Exercise instructions - Find the number of lines in these records where the word "name" appears. Reply with that number and nothing more.

[Dataset listings of figures]
☆ ☆ ☆ ☆ ☆ ☆ ☆

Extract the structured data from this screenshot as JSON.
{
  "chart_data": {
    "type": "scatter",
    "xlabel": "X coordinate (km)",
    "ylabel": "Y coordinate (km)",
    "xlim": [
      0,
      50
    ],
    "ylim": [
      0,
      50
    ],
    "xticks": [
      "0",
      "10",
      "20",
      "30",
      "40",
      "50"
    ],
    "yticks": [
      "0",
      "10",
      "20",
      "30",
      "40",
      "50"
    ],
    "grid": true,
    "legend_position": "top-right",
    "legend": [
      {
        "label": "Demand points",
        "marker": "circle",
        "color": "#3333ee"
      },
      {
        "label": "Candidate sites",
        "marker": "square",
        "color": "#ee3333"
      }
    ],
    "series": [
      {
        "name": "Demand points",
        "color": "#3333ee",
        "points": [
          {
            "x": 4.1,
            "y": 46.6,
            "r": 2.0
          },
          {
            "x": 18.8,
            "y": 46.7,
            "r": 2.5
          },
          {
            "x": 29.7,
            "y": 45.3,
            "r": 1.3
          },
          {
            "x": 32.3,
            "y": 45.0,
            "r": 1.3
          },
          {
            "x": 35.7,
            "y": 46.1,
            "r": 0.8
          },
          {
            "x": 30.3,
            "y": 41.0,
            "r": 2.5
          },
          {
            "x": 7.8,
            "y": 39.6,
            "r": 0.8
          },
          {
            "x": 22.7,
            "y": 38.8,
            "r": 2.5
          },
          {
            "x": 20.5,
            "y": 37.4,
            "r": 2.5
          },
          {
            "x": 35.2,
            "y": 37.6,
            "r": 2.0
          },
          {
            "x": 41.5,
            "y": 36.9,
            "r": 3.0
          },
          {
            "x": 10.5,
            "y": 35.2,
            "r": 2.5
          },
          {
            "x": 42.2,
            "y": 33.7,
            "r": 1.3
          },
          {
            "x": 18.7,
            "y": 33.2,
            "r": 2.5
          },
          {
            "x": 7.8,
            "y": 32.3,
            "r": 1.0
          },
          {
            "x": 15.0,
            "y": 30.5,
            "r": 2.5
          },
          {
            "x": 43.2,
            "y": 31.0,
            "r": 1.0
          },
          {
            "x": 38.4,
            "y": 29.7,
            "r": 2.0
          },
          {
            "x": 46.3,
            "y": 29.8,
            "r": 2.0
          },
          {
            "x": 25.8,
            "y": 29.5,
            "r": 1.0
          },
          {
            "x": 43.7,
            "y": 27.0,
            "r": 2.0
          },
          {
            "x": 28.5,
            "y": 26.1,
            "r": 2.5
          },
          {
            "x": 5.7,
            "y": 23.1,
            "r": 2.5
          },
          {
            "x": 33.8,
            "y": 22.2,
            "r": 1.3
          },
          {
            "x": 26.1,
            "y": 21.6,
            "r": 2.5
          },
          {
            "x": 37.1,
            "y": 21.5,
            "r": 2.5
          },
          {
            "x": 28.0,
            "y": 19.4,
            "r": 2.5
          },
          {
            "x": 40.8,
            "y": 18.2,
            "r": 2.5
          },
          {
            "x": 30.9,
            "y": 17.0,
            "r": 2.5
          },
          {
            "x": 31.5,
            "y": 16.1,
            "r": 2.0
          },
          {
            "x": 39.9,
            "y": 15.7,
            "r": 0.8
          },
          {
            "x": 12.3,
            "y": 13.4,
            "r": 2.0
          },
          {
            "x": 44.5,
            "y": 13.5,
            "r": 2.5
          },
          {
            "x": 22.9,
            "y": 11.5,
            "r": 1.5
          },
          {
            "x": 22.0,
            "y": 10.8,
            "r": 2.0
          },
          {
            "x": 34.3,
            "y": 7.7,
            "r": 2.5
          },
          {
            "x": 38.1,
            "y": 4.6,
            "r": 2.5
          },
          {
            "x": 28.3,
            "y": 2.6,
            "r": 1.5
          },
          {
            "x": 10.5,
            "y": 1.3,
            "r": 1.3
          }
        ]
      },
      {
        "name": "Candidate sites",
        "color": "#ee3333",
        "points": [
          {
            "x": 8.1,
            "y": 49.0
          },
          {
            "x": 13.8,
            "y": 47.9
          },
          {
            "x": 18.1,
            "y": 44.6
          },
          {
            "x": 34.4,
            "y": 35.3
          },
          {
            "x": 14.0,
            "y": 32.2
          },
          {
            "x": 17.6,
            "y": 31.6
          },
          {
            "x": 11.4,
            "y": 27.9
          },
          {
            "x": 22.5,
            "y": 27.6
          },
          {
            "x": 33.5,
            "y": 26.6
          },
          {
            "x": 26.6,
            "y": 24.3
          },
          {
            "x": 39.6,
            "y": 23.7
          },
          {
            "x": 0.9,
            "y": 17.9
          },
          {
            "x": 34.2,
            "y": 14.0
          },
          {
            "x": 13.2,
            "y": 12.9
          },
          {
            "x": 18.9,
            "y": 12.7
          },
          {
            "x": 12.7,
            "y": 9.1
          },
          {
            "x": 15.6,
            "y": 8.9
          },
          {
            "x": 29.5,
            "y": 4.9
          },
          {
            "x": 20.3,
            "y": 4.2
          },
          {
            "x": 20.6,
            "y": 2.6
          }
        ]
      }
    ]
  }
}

☆ ☆ ☆ ☆ ☆ ☆ ☆

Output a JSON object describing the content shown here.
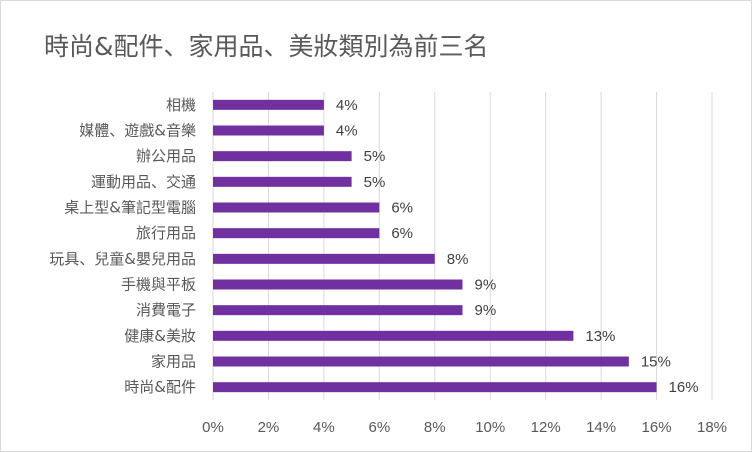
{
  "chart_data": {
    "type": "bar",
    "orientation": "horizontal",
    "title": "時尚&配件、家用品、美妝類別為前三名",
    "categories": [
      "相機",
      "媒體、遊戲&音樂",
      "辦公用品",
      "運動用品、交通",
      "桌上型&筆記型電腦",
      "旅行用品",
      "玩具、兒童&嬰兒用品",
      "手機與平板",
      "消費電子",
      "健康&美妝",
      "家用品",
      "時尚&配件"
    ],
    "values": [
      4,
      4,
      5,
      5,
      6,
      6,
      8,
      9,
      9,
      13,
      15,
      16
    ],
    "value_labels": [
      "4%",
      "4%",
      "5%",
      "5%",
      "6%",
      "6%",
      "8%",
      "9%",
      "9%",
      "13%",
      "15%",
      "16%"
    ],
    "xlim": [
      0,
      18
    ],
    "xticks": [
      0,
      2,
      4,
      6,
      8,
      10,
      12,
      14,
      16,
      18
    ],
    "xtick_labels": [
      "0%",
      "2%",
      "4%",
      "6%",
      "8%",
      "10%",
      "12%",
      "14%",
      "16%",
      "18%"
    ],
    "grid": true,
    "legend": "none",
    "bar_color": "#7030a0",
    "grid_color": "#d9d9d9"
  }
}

☆ ☆ ☆ ☆ ☆ ☆ ☆

Result - 2